[Records from a dataset]
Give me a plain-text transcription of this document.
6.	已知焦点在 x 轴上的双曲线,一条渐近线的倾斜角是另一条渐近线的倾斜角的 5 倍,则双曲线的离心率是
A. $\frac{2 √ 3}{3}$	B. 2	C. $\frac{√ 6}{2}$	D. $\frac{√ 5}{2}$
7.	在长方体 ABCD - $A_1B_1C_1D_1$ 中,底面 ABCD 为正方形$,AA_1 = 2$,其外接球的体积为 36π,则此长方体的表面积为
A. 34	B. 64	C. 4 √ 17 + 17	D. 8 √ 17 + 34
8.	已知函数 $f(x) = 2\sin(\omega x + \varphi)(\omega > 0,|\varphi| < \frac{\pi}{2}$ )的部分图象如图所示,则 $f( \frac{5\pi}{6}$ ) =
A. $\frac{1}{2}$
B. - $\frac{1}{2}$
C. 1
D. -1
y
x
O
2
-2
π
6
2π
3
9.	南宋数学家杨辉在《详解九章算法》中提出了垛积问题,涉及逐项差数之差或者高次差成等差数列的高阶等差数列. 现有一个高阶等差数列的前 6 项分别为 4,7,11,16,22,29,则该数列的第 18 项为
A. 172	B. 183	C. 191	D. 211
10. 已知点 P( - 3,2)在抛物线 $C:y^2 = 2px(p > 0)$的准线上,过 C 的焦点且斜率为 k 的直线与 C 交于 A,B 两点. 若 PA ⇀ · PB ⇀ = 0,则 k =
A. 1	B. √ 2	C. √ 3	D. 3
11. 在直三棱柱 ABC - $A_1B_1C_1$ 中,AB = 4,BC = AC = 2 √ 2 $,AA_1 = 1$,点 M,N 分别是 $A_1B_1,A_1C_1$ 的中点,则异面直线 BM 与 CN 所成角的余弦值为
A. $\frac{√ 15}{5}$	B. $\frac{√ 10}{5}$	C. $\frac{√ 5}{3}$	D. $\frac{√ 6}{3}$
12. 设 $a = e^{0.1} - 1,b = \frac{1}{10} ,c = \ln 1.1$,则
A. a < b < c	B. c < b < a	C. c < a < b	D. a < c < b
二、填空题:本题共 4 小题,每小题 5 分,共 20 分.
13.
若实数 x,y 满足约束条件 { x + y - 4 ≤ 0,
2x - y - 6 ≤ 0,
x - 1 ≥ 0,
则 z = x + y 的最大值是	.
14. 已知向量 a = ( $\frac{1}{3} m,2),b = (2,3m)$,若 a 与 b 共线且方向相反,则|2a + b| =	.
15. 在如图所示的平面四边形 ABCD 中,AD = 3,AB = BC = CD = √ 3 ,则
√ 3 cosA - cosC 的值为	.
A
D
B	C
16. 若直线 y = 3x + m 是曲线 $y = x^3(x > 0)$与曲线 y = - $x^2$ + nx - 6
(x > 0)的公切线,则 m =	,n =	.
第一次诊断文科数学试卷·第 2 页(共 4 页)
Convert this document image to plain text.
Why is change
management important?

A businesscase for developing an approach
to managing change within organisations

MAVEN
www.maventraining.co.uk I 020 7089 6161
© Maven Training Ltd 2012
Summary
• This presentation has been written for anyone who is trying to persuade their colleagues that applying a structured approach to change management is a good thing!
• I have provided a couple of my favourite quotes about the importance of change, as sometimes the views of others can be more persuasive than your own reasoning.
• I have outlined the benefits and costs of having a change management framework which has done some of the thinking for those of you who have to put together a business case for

- Stated task -
Copy every record exactly as presented.

- The answer -
Give me a plain-text transcription of this document.
6.	已知焦点在 x 轴上的双曲线,一条渐近线的倾斜角是另一条渐近线的倾斜角的 5 倍,则双曲线的离心率是
A. $\frac{2 √ 3}{3}$	B. 2	C. $\frac{√ 6}{2}$	D. $\frac{√ 5}{2}$
7.	在长方体 ABCD - $A_1B_1C_1D_1$ 中,底面 ABCD 为正方形$,AA_1 = 2$,其外接球的体积为 36π,则此长方体的表面积为
A. 34	B. 64	C. 4 √ 17 + 17	D. 8 √ 17 + 34
8.	已知函数 $f(x) = 2\sin(\omega x + \varphi)(\omega > 0,|\varphi| < \frac{\pi}{2}$ )的部分图象如图所示,则 $f( \frac{5\pi}{6}$ ) =
A. $\frac{1}{2}$
B. - $\frac{1}{2}$
C. 1
D. -1
y
x
O
2
-2
π
6
2π
3
9.	南宋数学家杨辉在《详解九章算法》中提出了垛积问题,涉及逐项差数之差或者高次差成等差数列的高阶等差数列. 现有一个高阶等差数列的前 6 项分别为 4,7,11,16,22,29,则该数列的第 18 项为
A. 172	B. 183	C. 191	D. 211
10. 已知点 P( - 3,2)在抛物线 $C:y^2 = 2px(p > 0)$的准线上,过 C 的焦点且斜率为 k 的直线与 C 交于 A,B 两点. 若 PA ⇀ · PB ⇀ = 0,则 k =
A. 1	B. √ 2	C. √ 3	D. 3
11. 在直三棱柱 ABC - $A_1B_1C_1$ 中,AB = 4,BC = AC = 2 √ 2 $,AA_1 = 1$,点 M,N 分别是 $A_1B_1,A_1C_1$ 的中点,则异面直线 BM 与 CN 所成角的余弦值为
A. $\frac{√ 15}{5}$	B. $\frac{√ 10}{5}$	C. $\frac{√ 5}{3}$	D. $\frac{√ 6}{3}$
12. 设 $a = e^{0.1} - 1,b = \frac{1}{10} ,c = \ln 1.1$,则
A. a < b < c	B. c < b < a	C. c < a < b	D. a < c < b
二、填空题:本题共 4 小题,每小题 5 分,共 20 分.
13.
若实数 x,y 满足约束条件 { x + y - 4 ≤ 0,
2x - y - 6 ≤ 0,
x - 1 ≥ 0,
则 z = x + y 的最大值是	.
14. 已知向量 a = ( $\frac{1}{3} m,2),b = (2,3m)$,若 a 与 b 共线且方向相反,则|2a + b| =	.
15. 在如图所示的平面四边形 ABCD 中,AD = 3,AB = BC = CD = √ 3 ,则
√ 3 cosA - cosC 的值为	.
A
D
B	C
16. 若直线 y = 3x + m 是曲线 $y = x^3(x > 0)$与曲线 y = - $x^2$ + nx - 6
(x > 0)的公切线,则 m =	,n =	.
第一次诊断文科数学试卷·第 2 页(共 4 页)
Convert this document image to plain text.
Why is change
management important?

A businesscase for developing an approach
to managing change within organisations

MAVEN
www.maventraining.co.uk I 020 7089 6161
© Maven Training Ltd 2012
Summary
• This presentation has been written for anyone who is trying to persuade their colleagues that applying a structured approach to change management is a good thing!
• I have provided a couple of my favourite quotes about the importance of change, as sometimes the views of others can be more persuasive than your own reasoning.
• I have outlined the benefits and costs of having a change management framework which has done some of the thinking for those of you who have to put together a business case for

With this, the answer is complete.